• Data provided:
# # # # #

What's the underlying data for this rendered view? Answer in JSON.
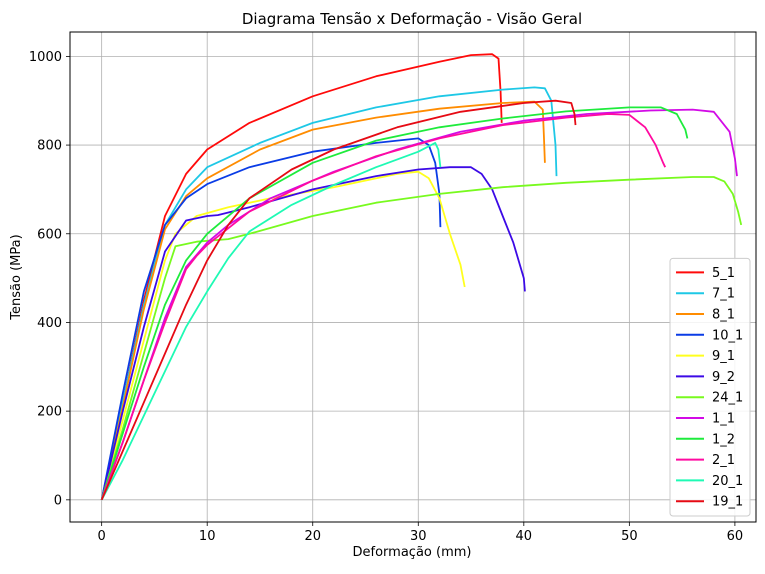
{
  "chart_data": {
    "type": "line",
    "title": "Diagrama Tensão x Deformação - Visão Geral",
    "xlabel": "Deformação (mm)",
    "ylabel": "Tensão (MPa)",
    "xlim": [
      -3,
      62
    ],
    "ylim": [
      -50,
      1055
    ],
    "xticks": [
      0,
      10,
      20,
      30,
      40,
      50,
      60
    ],
    "yticks": [
      0,
      200,
      400,
      600,
      800,
      1000
    ],
    "grid": true,
    "legend_position": "lower-right",
    "series": [
      {
        "name": "5_1",
        "color": "#ff0a0a",
        "points": [
          [
            0,
            0
          ],
          [
            2,
            220
          ],
          [
            4,
            450
          ],
          [
            6,
            640
          ],
          [
            8,
            735
          ],
          [
            10,
            790
          ],
          [
            14,
            850
          ],
          [
            20,
            910
          ],
          [
            26,
            955
          ],
          [
            32,
            988
          ],
          [
            35,
            1003
          ],
          [
            37,
            1005
          ],
          [
            37.6,
            995
          ],
          [
            37.8,
            920
          ],
          [
            37.9,
            850
          ]
        ]
      },
      {
        "name": "7_1",
        "color": "#1ec8e6",
        "points": [
          [
            0,
            0
          ],
          [
            2,
            220
          ],
          [
            4,
            440
          ],
          [
            6,
            620
          ],
          [
            8,
            700
          ],
          [
            10,
            750
          ],
          [
            15,
            805
          ],
          [
            20,
            850
          ],
          [
            26,
            885
          ],
          [
            32,
            910
          ],
          [
            38,
            925
          ],
          [
            41,
            930
          ],
          [
            42,
            928
          ],
          [
            42.6,
            900
          ],
          [
            43,
            800
          ],
          [
            43.1,
            730
          ]
        ]
      },
      {
        "name": "8_1",
        "color": "#ff8c00",
        "points": [
          [
            0,
            0
          ],
          [
            2,
            210
          ],
          [
            4,
            430
          ],
          [
            6,
            610
          ],
          [
            8,
            685
          ],
          [
            10,
            725
          ],
          [
            15,
            790
          ],
          [
            20,
            835
          ],
          [
            26,
            862
          ],
          [
            32,
            882
          ],
          [
            38,
            895
          ],
          [
            41,
            898
          ],
          [
            41.8,
            880
          ],
          [
            41.9,
            820
          ],
          [
            42,
            760
          ]
        ]
      },
      {
        "name": "10_1",
        "color": "#0a3ce6",
        "points": [
          [
            0,
            0
          ],
          [
            2,
            240
          ],
          [
            4,
            470
          ],
          [
            6,
            620
          ],
          [
            8,
            680
          ],
          [
            10,
            712
          ],
          [
            14,
            750
          ],
          [
            20,
            785
          ],
          [
            26,
            805
          ],
          [
            30,
            815
          ],
          [
            31,
            800
          ],
          [
            31.6,
            760
          ],
          [
            32,
            690
          ],
          [
            32.1,
            615
          ]
        ]
      },
      {
        "name": "9_1",
        "color": "#ffff1e",
        "points": [
          [
            0,
            0
          ],
          [
            2,
            180
          ],
          [
            4,
            360
          ],
          [
            6,
            540
          ],
          [
            7,
            600
          ],
          [
            9,
            640
          ],
          [
            12,
            660
          ],
          [
            16,
            680
          ],
          [
            22,
            705
          ],
          [
            28,
            735
          ],
          [
            30,
            740
          ],
          [
            31,
            725
          ],
          [
            32,
            680
          ],
          [
            33,
            600
          ],
          [
            34,
            530
          ],
          [
            34.4,
            480
          ]
        ]
      },
      {
        "name": "9_2",
        "color": "#3c0ae6",
        "points": [
          [
            0,
            0
          ],
          [
            2,
            200
          ],
          [
            4,
            390
          ],
          [
            6,
            560
          ],
          [
            8,
            630
          ],
          [
            10,
            640
          ],
          [
            11,
            642
          ],
          [
            14,
            660
          ],
          [
            20,
            700
          ],
          [
            26,
            730
          ],
          [
            30,
            745
          ],
          [
            33,
            750
          ],
          [
            35,
            750
          ],
          [
            36,
            735
          ],
          [
            37,
            700
          ],
          [
            38,
            640
          ],
          [
            39,
            580
          ],
          [
            40,
            500
          ],
          [
            40.1,
            470
          ]
        ]
      },
      {
        "name": "24_1",
        "color": "#78fa1e",
        "points": [
          [
            0,
            0
          ],
          [
            2,
            160
          ],
          [
            4,
            330
          ],
          [
            6,
            500
          ],
          [
            7,
            572
          ],
          [
            9,
            582
          ],
          [
            12,
            588
          ],
          [
            14,
            600
          ],
          [
            20,
            640
          ],
          [
            26,
            670
          ],
          [
            32,
            690
          ],
          [
            38,
            705
          ],
          [
            44,
            715
          ],
          [
            50,
            722
          ],
          [
            56,
            728
          ],
          [
            58,
            728
          ],
          [
            59,
            718
          ],
          [
            59.8,
            690
          ],
          [
            60.3,
            650
          ],
          [
            60.6,
            620
          ]
        ]
      },
      {
        "name": "1_1",
        "color": "#d20ae6",
        "points": [
          [
            0,
            0
          ],
          [
            2,
            130
          ],
          [
            4,
            270
          ],
          [
            6,
            410
          ],
          [
            8,
            525
          ],
          [
            10,
            580
          ],
          [
            12,
            620
          ],
          [
            16,
            680
          ],
          [
            22,
            740
          ],
          [
            28,
            790
          ],
          [
            34,
            830
          ],
          [
            40,
            855
          ],
          [
            46,
            870
          ],
          [
            52,
            878
          ],
          [
            56,
            880
          ],
          [
            58,
            875
          ],
          [
            59.5,
            830
          ],
          [
            60,
            770
          ],
          [
            60.2,
            730
          ]
        ]
      },
      {
        "name": "1_2",
        "color": "#1eeb3c",
        "points": [
          [
            0,
            0
          ],
          [
            2,
            150
          ],
          [
            4,
            300
          ],
          [
            6,
            440
          ],
          [
            8,
            540
          ],
          [
            10,
            600
          ],
          [
            14,
            680
          ],
          [
            20,
            760
          ],
          [
            26,
            810
          ],
          [
            32,
            840
          ],
          [
            38,
            860
          ],
          [
            44,
            876
          ],
          [
            50,
            885
          ],
          [
            53,
            885
          ],
          [
            54.5,
            870
          ],
          [
            55.3,
            835
          ],
          [
            55.5,
            815
          ]
        ]
      },
      {
        "name": "2_1",
        "color": "#ff0aa0",
        "points": [
          [
            0,
            0
          ],
          [
            2,
            130
          ],
          [
            4,
            270
          ],
          [
            6,
            400
          ],
          [
            8,
            520
          ],
          [
            9,
            550
          ],
          [
            10,
            575
          ],
          [
            14,
            650
          ],
          [
            20,
            720
          ],
          [
            26,
            775
          ],
          [
            32,
            815
          ],
          [
            38,
            845
          ],
          [
            44,
            862
          ],
          [
            48,
            870
          ],
          [
            50,
            868
          ],
          [
            51.5,
            840
          ],
          [
            52.5,
            800
          ],
          [
            53.2,
            760
          ],
          [
            53.4,
            750
          ]
        ]
      },
      {
        "name": "20_1",
        "color": "#1efab4",
        "points": [
          [
            0,
            0
          ],
          [
            2,
            90
          ],
          [
            4,
            190
          ],
          [
            6,
            290
          ],
          [
            8,
            390
          ],
          [
            10,
            470
          ],
          [
            12,
            545
          ],
          [
            14,
            605
          ],
          [
            18,
            665
          ],
          [
            22,
            710
          ],
          [
            26,
            750
          ],
          [
            30,
            785
          ],
          [
            31.6,
            805
          ],
          [
            31.9,
            790
          ],
          [
            32.1,
            750
          ]
        ]
      },
      {
        "name": "19_1",
        "color": "#e60a14",
        "points": [
          [
            0,
            0
          ],
          [
            2,
            110
          ],
          [
            4,
            220
          ],
          [
            6,
            330
          ],
          [
            8,
            440
          ],
          [
            10,
            540
          ],
          [
            12,
            620
          ],
          [
            14,
            680
          ],
          [
            18,
            745
          ],
          [
            22,
            790
          ],
          [
            28,
            840
          ],
          [
            34,
            875
          ],
          [
            40,
            895
          ],
          [
            43,
            900
          ],
          [
            44.5,
            895
          ],
          [
            44.8,
            870
          ],
          [
            44.9,
            845
          ]
        ]
      }
    ]
  }
}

# # # # #

• Work to complete: Copy out every line holding the string "Tensão".

• Task output:
    "title": "Diagrama Tensão x Deformação - Visão Geral",
    "ylabel": "Tensão (MPa)",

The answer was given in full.